◆ Selected excerpt ◆
►
Solid state lighting control device

Abstract

Methods and systems are provided for the control of solid state lighting as applied to general illumination environments, architectural, and accent lighting. The invention as detailed provides a system according to some embodiments that includes a dynamic controller that provides control signals to a solid state lighting driver or multiple drivers at the location where the user interface for said control is located and that are configured to provide 0 and 100 per cent of maximum brightness control to one or multiple separately located solid state lighting emitters enclosed in what could be called a light fixture or fixtures.

Description

FIELD OF THE INVENTION

The present invention relates to solid state lighting, particularly, the control of solid state light emitter fixtures.

BACKGROUND OF THE INVENTION

The design and invention of general illumination lighting derived from electricity began in the late 1,800.s, and was popularized by inventors Tesla and Edison and commercialized by Westinghouse and General Electric. This original system provided for the distribution of alternating current and it's connection to a filament lamp controlled by a blade switch. This system has progressed over the last about 130 years, but in general still maintains the same basis of distributing alternating current over physical wires, with the expansion of control from a single switch to dimmers to highly connected digitally connected devices, and the filament lamp to many styles of light emitting devices. This core system is commonly referred to a “Legacy” system, and is referred to as such throughout this.

The large proliferation of Legacy systems in building structures throughout the world has maintained, expanded, and continued adaption of lighting control and lighting fixtures to this Legacy standard even though solid state lighting is derived from direct current. The early adaptation of solid state lighting was the integration of a driver circuit, one to multiple light emitting diodes, and an alternating current (AC) to direct current (DC) conversion circuit tightly integrated in a Legacy type lamp, commonly called a LED lamp. Problems arose from this initial design. First, heat from the driver, AC to DC voltage conversion, and the Emitter caused a short life of the LED lamp. Second, the emitter color changed with age, mostly caused by the heat, Third, Legacy dimmers did not function because they did not work with the zero voltage crossing of AC and the reduced voltage at low lighting levels was below what the driver would output to the emitter.

The next generation of solid state lighting into Legacy systems progressed with dimmers modified to address the voltage issues (and other technical improvements), and Legacy LED lamps with greater heat dissipating capacity but this just improved existing integration issues.

A third generation of solid state lighting into Legacy systems progressed with placing control circuits inside of Legacy LED lamps. These systems are dependent on AC distribution and can have a control switch in the circuit, but primarily derive lighting lamp/fixture control through a communications path generally conforming to a published standard such as DALI, ZigBee, WiFi, DMX, Sub-1 Ghz, IEEE 802,xx, 0-10 volt, or other published proprietary format. Some of these controls are commonly found in stage and theatrical lighting systems or integrated into a centralized building automation communication system hub. Heat and other existing issues still exist.
◄
◆ What you have to do ◆
Carry on the text about solid state lighting control, starting right after its final sentence. The records that come next are from a separate source and have no connection to the text on solid state lighting control.

◆ Listed entries ◆
►
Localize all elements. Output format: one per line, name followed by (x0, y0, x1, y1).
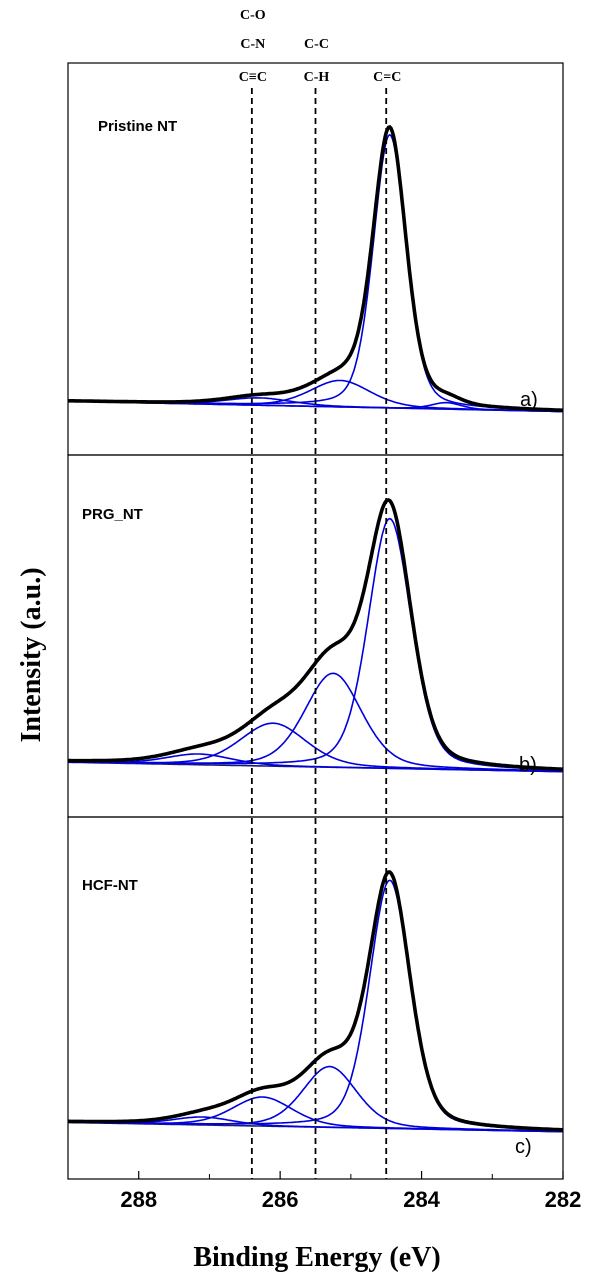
reference-label: C≡C (239, 70, 267, 85)
reference-label: C-H (304, 70, 330, 85)
x-tick-label: 288 (120, 1187, 157, 1212)
x-axis: 288 286 284 282 (67, 1171, 582, 1212)
reference-label: C-O (240, 8, 266, 23)
reference-line-labels: C-O C-N C≡C C-C C-H C=C (239, 8, 402, 85)
panel-title: PRG_NT (82, 506, 143, 523)
x-tick-label: 286 (262, 1187, 299, 1212)
panel-title: HCF-NT (82, 877, 138, 894)
x-tick-label: 282 (545, 1187, 582, 1212)
panel-tag: b) (519, 754, 537, 776)
y-axis-label: Intensity (a.u.) (16, 567, 47, 742)
reference-lines (250, 88, 388, 1179)
panel-tag: c) (515, 1136, 532, 1158)
reference-label: C-C (304, 37, 329, 52)
component-peak-4 (68, 753, 563, 773)
panel-title: Pristine NT (98, 118, 177, 135)
x-axis-label: Binding Energy (eV) (193, 1242, 440, 1273)
reference-label: C=C (373, 70, 401, 85)
component-peak-4 (68, 1116, 564, 1133)
panel-tag: a) (520, 389, 538, 411)
reference-label: C-N (240, 37, 265, 52)
x-tick-label: 284 (403, 1187, 440, 1212)
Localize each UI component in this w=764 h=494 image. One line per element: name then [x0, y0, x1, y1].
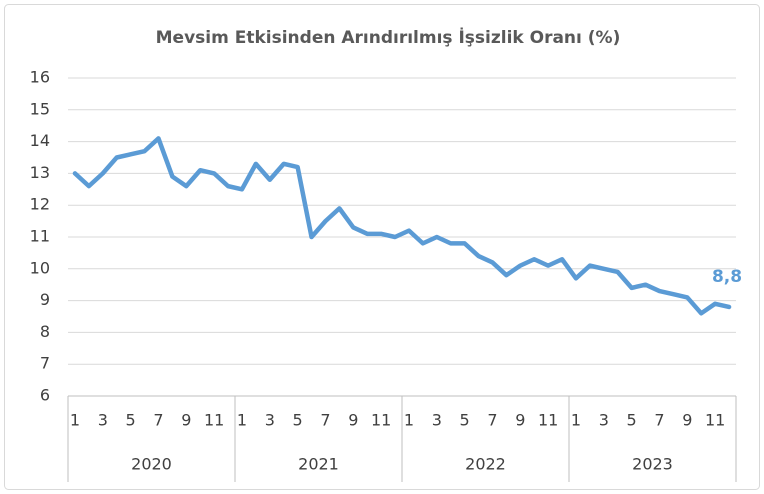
x-tick-label: 7	[153, 411, 163, 430]
x-tick-label: 9	[682, 411, 692, 430]
x-tick-label: 1	[237, 411, 247, 430]
x-tick-label: 3	[432, 411, 442, 430]
x-tick-label: 5	[126, 411, 136, 430]
x-tick-label: 5	[293, 411, 303, 430]
y-tick-label: 14	[30, 131, 50, 150]
y-tick-label: 9	[40, 290, 50, 309]
group-label: 2020	[131, 455, 172, 474]
x-tick-label: 1	[404, 411, 414, 430]
x-tick-label: 3	[265, 411, 275, 430]
x-tick-label: 1	[571, 411, 581, 430]
x-tick-label: 11	[371, 411, 391, 430]
x-tick-label: 5	[460, 411, 470, 430]
y-tick-label: 10	[30, 258, 50, 277]
y-tick-label: 6	[40, 386, 50, 405]
y-tick-label: 7	[40, 354, 50, 373]
x-tick-label: 9	[515, 411, 525, 430]
x-tick-label: 11	[538, 411, 558, 430]
data-label: 8,8	[712, 267, 742, 287]
y-tick-label: 16	[30, 68, 50, 87]
y-tick-label: 11	[30, 227, 50, 246]
group-label: 2023	[632, 455, 673, 474]
x-tick-label: 3	[599, 411, 609, 430]
y-tick-label: 15	[30, 99, 50, 118]
x-tick-label: 7	[487, 411, 497, 430]
x-tick-label: 11	[204, 411, 224, 430]
group-label: 2022	[465, 455, 506, 474]
y-tick-label: 13	[30, 163, 50, 182]
x-tick-label: 1	[70, 411, 80, 430]
chart-title: Mevsim Etkisinden Arındırılmış İşsizlik …	[156, 26, 621, 48]
x-tick-label: 11	[705, 411, 725, 430]
y-tick-label: 8	[40, 322, 50, 341]
data-line	[72, 136, 732, 316]
group-label: 2021	[298, 455, 339, 474]
chart-border	[4, 4, 760, 490]
y-tick-label: 12	[30, 195, 50, 214]
x-tick-label: 3	[98, 411, 108, 430]
x-tick-label: 5	[627, 411, 637, 430]
x-tick-label: 7	[320, 411, 330, 430]
x-tick-label: 9	[348, 411, 358, 430]
x-tick-label: 9	[181, 411, 191, 430]
x-tick-label: 7	[654, 411, 664, 430]
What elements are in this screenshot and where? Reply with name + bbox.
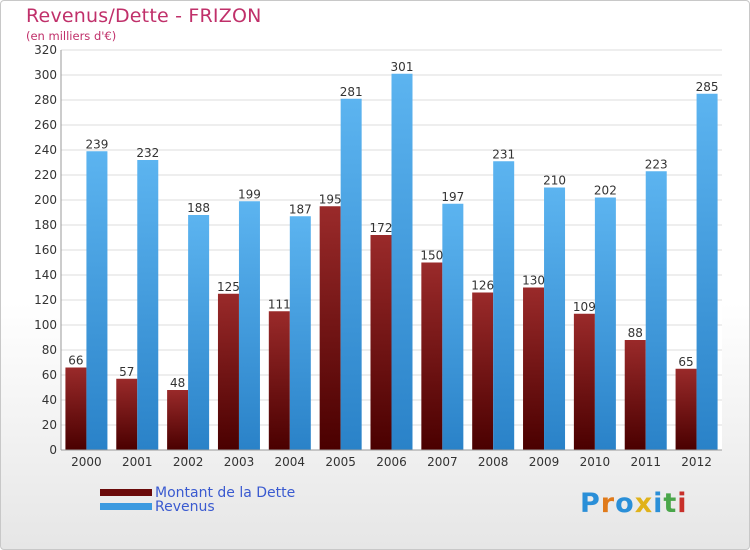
◄
◆ Response to the exercise ◆
Today the fourth and current generation trend in the world is now toward the concept of the loT (Internet of Things), where every end product has a IP communications connection to the internet and interfaces to smartphone app's (application) for control, generally over WiFi, ZigBee, and/or Bluetooth. And heat and other existing issues still exist. Many inefficacies and redundancies exist in the current Legacy solid state lighting systems today. This invention addresses most of these, as an example is the concentration of a cumulative single source of heat derived from the integration of power conversion, control circuit, driver circuit and solid state lighting emitter(s) in a single enclosure and its continued thermal damage to the entire Legacy LED lamp. Other items addressed or eliminated fixture by this invention, by separating all components at the light are multiple points of voltage conversion in the system, basic elimination of AC to DC conversion, elimination of under and over AC voltage and voltage ripple, very high voltage spikes, DC isolation from dangerous AC current levels, flicker in dimming from AC injection in circuit, reduction in the complexity of driver circuit components, single source of user interface for control at traditional Legacy location, and EMI and rf reduction or elimination,

SUMMARY OF THE INVENTION

The intended outcome benefits of this solid state lighting control device invention to a solid state lighting system in general are the elimination of centralized heat concentrations at each singular solid state lighting lamp, reduced wire sizes in the wiring distribution complexity and there installed wiring cost, creation of a singular centralized control point distribution location for solid state lighting drivers who's location is similar in use to traditional Legacy system locations, and to eliminate or isolate the dangers of AC power distribution to solid state emitter lighting fixtures. Additional intended outcomes of separating the heat conducting parts of a solid state lighting emitter from the solid state lighting control and driver circuitry are the reduction of the size and requirement of heat sinking at the solid state lighting emitters therefore extending the life of the solid state lighting emitters, plus as an additional benefit will be to provide for the reduction in size of the solid state lighting fixture housings or enclosures. Although there is only a small reduction in overall system heat the thermal isolation of components allows more natural cooling without highly designed engineering and connected thermal auxiliary cooling components.

BRIEF DESCRIPTION OF THE DRAWINGS

FIG. 1 is a block diagram of solid state lighting driver control system.

FIG. 2 is a constant current diagram for solid state lighting driver output to emitters.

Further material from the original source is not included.